▶ _DESCRIPTION OF THE TASK_: All of the material below is to be returned exactly.

▶ _EXTRACTED INFORMATION_:
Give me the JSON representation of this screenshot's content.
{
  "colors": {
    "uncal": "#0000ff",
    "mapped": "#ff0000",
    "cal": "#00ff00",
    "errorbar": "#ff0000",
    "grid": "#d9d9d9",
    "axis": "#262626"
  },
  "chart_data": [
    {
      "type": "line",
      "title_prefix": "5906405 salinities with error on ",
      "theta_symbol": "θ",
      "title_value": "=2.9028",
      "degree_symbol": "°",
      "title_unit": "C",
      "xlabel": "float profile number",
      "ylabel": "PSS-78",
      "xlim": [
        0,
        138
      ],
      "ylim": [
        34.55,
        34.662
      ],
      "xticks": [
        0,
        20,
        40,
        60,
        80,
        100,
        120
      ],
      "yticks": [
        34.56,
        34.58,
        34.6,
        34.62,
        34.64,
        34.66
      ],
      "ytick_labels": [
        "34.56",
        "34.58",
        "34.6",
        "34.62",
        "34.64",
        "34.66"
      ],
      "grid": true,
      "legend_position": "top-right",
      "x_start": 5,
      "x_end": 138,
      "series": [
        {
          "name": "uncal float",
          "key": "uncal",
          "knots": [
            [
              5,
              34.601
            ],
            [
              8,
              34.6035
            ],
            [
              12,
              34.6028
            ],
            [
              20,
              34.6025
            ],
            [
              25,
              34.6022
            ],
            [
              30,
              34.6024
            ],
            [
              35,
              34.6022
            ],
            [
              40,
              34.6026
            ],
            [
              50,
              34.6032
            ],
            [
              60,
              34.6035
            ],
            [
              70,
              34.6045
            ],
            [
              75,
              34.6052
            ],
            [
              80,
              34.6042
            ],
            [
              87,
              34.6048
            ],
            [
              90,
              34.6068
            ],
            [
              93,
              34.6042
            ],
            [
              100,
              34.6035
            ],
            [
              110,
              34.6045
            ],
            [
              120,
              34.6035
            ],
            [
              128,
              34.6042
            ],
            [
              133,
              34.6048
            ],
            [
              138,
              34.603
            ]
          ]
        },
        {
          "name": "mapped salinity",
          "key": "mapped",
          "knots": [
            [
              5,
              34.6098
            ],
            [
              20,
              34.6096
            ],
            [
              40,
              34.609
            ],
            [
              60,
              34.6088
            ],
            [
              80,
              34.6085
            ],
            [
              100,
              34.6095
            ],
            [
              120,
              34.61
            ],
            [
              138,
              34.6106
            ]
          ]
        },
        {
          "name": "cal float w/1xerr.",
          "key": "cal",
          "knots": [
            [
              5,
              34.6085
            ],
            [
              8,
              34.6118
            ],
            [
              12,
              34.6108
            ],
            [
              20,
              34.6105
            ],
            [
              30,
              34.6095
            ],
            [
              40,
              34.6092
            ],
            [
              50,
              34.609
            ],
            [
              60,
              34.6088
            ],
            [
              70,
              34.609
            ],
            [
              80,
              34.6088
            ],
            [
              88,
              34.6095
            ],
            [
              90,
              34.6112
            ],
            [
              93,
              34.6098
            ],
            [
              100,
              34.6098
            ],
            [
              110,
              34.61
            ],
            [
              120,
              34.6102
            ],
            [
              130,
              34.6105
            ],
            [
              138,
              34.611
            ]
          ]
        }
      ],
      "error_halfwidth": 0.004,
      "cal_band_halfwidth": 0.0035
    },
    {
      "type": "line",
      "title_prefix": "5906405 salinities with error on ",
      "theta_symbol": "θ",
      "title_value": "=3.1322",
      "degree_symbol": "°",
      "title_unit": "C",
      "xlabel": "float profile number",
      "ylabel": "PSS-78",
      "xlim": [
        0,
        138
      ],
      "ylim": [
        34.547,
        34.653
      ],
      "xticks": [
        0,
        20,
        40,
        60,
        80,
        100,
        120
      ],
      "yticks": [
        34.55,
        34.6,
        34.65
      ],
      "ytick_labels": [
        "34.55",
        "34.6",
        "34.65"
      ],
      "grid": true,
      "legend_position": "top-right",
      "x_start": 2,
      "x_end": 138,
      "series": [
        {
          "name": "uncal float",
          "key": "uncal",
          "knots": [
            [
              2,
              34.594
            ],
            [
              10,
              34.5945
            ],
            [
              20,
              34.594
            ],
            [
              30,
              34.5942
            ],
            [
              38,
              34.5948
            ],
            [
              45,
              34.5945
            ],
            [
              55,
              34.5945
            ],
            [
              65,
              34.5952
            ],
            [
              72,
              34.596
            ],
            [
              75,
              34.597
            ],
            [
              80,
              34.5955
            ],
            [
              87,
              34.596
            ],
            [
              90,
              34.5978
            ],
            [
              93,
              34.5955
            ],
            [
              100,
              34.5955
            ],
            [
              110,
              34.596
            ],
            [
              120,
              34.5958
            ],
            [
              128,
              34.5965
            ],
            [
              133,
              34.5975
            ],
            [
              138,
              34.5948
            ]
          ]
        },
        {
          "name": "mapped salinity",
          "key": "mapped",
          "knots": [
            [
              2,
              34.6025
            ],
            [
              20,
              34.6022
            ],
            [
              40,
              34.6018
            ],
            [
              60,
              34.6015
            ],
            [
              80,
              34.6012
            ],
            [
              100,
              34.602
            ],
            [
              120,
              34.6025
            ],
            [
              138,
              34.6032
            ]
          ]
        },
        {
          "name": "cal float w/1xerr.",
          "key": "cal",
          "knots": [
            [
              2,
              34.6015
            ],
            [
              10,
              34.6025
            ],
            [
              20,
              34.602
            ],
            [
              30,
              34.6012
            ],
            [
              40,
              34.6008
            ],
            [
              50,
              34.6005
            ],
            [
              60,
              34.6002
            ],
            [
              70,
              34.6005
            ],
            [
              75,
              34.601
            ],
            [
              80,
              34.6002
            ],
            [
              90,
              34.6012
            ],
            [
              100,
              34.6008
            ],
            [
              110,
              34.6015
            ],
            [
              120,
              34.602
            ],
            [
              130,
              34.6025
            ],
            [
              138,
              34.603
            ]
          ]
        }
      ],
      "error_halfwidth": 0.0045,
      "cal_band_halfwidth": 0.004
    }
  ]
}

▶ _REPLY_:
Give me the JSON representation of this screenshot's content.
{
  "colors": {
    "uncal": "#0000ff",
    "mapped": "#ff0000",
    "cal": "#00ff00",
    "errorbar": "#ff0000",
    "grid": "#d9d9d9",
    "axis": "#262626"
  },
  "chart_data": [
    {
      "type": "line",
      "title_prefix": "5906405 salinities with error on ",
      "theta_symbol": "θ",
      "title_value": "=2.9028",
      "degree_symbol": "°",
      "title_unit": "C",
      "xlabel": "float profile number",
      "ylabel": "PSS-78",
      "xlim": [
        0,
        138
      ],
      "ylim": [
        34.55,
        34.662
      ],
      "xticks": [
        0,
        20,
        40,
        60,
        80,
        100,
        120
      ],
      "yticks": [
        34.56,
        34.58,
        34.6,
        34.62,
        34.64,
        34.66
      ],
      "ytick_labels": [
        "34.56",
        "34.58",
        "34.6",
        "34.62",
        "34.64",
        "34.66"
      ],
      "grid": true,
      "legend_position": "top-right",
      "x_start": 5,
      "x_end": 138,
      "series": [
        {
          "name": "uncal float",
          "key": "uncal",
          "knots": [
            [
              5,
              34.601
            ],
            [
              8,
              34.6035
            ],
            [
              12,
              34.6028
            ],
            [
              20,
              34.6025
            ],
            [
              25,
              34.6022
            ],
            [
              30,
              34.6024
            ],
            [
              35,
              34.6022
            ],
            [
              40,
              34.6026
            ],
            [
              50,
              34.6032
            ],
            [
              60,
              34.6035
            ],
            [
              70,
              34.6045
            ],
            [
              75,
              34.6052
            ],
            [
              80,
              34.6042
            ],
            [
              87,
              34.6048
            ],
            [
              90,
              34.6068
            ],
            [
              93,
              34.6042
            ],
            [
              100,
              34.6035
            ],
            [
              110,
              34.6045
            ],
            [
              120,
              34.6035
            ],
            [
              128,
              34.6042
            ],
            [
              133,
              34.6048
            ],
            [
              138,
              34.603
            ]
          ]
        },
        {
          "name": "mapped salinity",
          "key": "mapped",
          "knots": [
            [
              5,
              34.6098
            ],
            [
              20,
              34.6096
            ],
            [
              40,
              34.609
            ],
            [
              60,
              34.6088
            ],
            [
              80,
              34.6085
            ],
            [
              100,
              34.6095
            ],
            [
              120,
              34.61
            ],
            [
              138,
              34.6106
            ]
          ]
        },
        {
          "name": "cal float w/1xerr.",
          "key": "cal",
          "knots": [
            [
              5,
              34.6085
            ],
            [
              8,
              34.6118
            ],
            [
              12,
              34.6108
            ],
            [
              20,
              34.6105
            ],
            [
              30,
              34.6095
            ],
            [
              40,
              34.6092
            ],
            [
              50,
              34.609
            ],
            [
              60,
              34.6088
            ],
            [
              70,
              34.609
            ],
            [
              80,
              34.6088
            ],
            [
              88,
              34.6095
            ],
            [
              90,
              34.6112
            ],
            [
              93,
              34.6098
            ],
            [
              100,
              34.6098
            ],
            [
              110,
              34.61
            ],
            [
              120,
              34.6102
            ],
            [
              130,
              34.6105
            ],
            [
              138,
              34.611
            ]
          ]
        }
      ],
      "error_halfwidth": 0.004,
      "cal_band_halfwidth": 0.0035
    },
    {
      "type": "line",
      "title_prefix": "5906405 salinities with error on ",
      "theta_symbol": "θ",
      "title_value": "=3.1322",
      "degree_symbol": "°",
      "title_unit": "C",
      "xlabel": "float profile number",
      "ylabel": "PSS-78",
      "xlim": [
        0,
        138
      ],
      "ylim": [
        34.547,
        34.653
      ],
      "xticks": [
        0,
        20,
        40,
        60,
        80,
        100,
        120
      ],
      "yticks": [
        34.55,
        34.6,
        34.65
      ],
      "ytick_labels": [
        "34.55",
        "34.6",
        "34.65"
      ],
      "grid": true,
      "legend_position": "top-right",
      "x_start": 2,
      "x_end": 138,
      "series": [
        {
          "name": "uncal float",
          "key": "uncal",
          "knots": [
            [
              2,
              34.594
            ],
            [
              10,
              34.5945
            ],
            [
              20,
              34.594
            ],
            [
              30,
              34.5942
            ],
            [
              38,
              34.5948
            ],
            [
              45,
              34.5945
            ],
            [
              55,
              34.5945
            ],
            [
              65,
              34.5952
            ],
            [
              72,
              34.596
            ],
            [
              75,
              34.597
            ],
            [
              80,
              34.5955
            ],
            [
              87,
              34.596
            ],
            [
              90,
              34.5978
            ],
            [
              93,
              34.5955
            ],
            [
              100,
              34.5955
            ],
            [
              110,
              34.596
            ],
            [
              120,
              34.5958
            ],
            [
              128,
              34.5965
            ],
            [
              133,
              34.5975
            ],
            [
              138,
              34.5948
            ]
          ]
        },
        {
          "name": "mapped salinity",
          "key": "mapped",
          "knots": [
            [
              2,
              34.6025
            ],
            [
              20,
              34.6022
            ],
            [
              40,
              34.6018
            ],
            [
              60,
              34.6015
            ],
            [
              80,
              34.6012
            ],
            [
              100,
              34.602
            ],
            [
              120,
              34.6025
            ],
            [
              138,
              34.6032
            ]
          ]
        },
        {
          "name": "cal float w/1xerr.",
          "key": "cal",
          "knots": [
            [
              2,
              34.6015
            ],
            [
              10,
              34.6025
            ],
            [
              20,
              34.602
            ],
            [
              30,
              34.6012
            ],
            [
              40,
              34.6008
            ],
            [
              50,
              34.6005
            ],
            [
              60,
              34.6002
            ],
            [
              70,
              34.6005
            ],
            [
              75,
              34.601
            ],
            [
              80,
              34.6002
            ],
            [
              90,
              34.6012
            ],
            [
              100,
              34.6008
            ],
            [
              110,
              34.6015
            ],
            [
              120,
              34.602
            ],
            [
              130,
              34.6025
            ],
            [
              138,
              34.603
            ]
          ]
        }
      ],
      "error_halfwidth": 0.0045,
      "cal_band_halfwidth": 0.004
    }
  ]
}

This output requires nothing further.